**What to do**
Scan the records for the string "Windows"; copy each line where it occurs.

**Data to process**
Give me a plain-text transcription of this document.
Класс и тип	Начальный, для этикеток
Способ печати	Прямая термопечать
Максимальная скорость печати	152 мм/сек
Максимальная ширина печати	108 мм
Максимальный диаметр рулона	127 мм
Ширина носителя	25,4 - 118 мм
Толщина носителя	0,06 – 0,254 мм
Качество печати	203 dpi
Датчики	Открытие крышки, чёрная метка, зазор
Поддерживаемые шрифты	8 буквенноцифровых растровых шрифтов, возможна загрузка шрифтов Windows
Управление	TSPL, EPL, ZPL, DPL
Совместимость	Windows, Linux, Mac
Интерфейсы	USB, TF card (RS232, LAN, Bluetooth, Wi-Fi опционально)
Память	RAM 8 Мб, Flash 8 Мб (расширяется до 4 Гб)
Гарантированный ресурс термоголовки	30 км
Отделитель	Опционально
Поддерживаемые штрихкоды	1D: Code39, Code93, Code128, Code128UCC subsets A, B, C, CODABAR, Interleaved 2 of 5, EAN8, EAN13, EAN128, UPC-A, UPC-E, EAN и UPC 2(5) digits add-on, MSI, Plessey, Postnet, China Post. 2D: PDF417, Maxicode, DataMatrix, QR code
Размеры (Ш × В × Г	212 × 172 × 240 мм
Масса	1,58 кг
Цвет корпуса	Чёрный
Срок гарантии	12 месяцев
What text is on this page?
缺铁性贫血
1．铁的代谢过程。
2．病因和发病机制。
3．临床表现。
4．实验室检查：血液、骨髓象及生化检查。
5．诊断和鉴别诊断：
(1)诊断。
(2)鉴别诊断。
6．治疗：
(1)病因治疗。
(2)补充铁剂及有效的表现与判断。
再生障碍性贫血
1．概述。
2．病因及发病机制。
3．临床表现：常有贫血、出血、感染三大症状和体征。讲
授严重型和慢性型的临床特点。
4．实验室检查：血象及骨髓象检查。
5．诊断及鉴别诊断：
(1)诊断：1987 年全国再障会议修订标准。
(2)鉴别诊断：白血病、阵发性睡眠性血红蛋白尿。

* * *

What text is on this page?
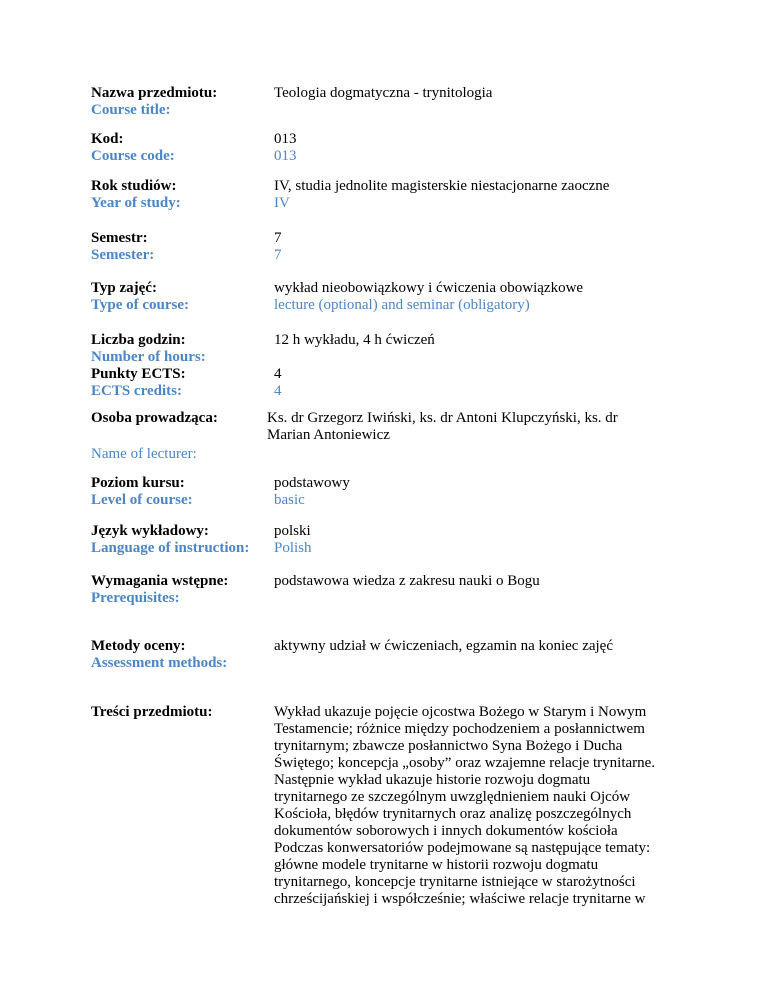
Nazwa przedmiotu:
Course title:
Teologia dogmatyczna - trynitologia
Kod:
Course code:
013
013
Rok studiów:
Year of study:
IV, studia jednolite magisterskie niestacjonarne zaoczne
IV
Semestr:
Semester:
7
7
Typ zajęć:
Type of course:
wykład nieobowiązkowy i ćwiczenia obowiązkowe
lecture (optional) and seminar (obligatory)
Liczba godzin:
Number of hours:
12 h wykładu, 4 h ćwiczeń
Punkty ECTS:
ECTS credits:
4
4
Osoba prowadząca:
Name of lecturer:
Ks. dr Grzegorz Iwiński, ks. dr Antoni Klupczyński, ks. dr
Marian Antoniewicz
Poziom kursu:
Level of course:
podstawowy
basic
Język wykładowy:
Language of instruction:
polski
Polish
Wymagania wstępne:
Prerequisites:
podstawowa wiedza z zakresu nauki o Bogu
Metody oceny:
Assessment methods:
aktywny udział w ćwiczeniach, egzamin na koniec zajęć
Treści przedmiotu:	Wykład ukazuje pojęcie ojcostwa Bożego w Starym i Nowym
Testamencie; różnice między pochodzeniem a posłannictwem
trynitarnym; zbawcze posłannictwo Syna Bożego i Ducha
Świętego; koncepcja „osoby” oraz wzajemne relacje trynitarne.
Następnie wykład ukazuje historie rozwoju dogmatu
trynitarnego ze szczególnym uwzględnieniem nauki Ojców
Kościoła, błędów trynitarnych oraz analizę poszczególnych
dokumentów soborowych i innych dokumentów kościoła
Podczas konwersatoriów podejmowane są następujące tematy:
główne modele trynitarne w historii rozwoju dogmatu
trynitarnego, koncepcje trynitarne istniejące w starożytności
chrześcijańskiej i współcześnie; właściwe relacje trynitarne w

**Result of this task**
Поддерживаемые шрифты	8 буквенноцифровых растровых шрифтов, возможна загрузка шрифтов Windows
Совместимость	Windows, Linux, Mac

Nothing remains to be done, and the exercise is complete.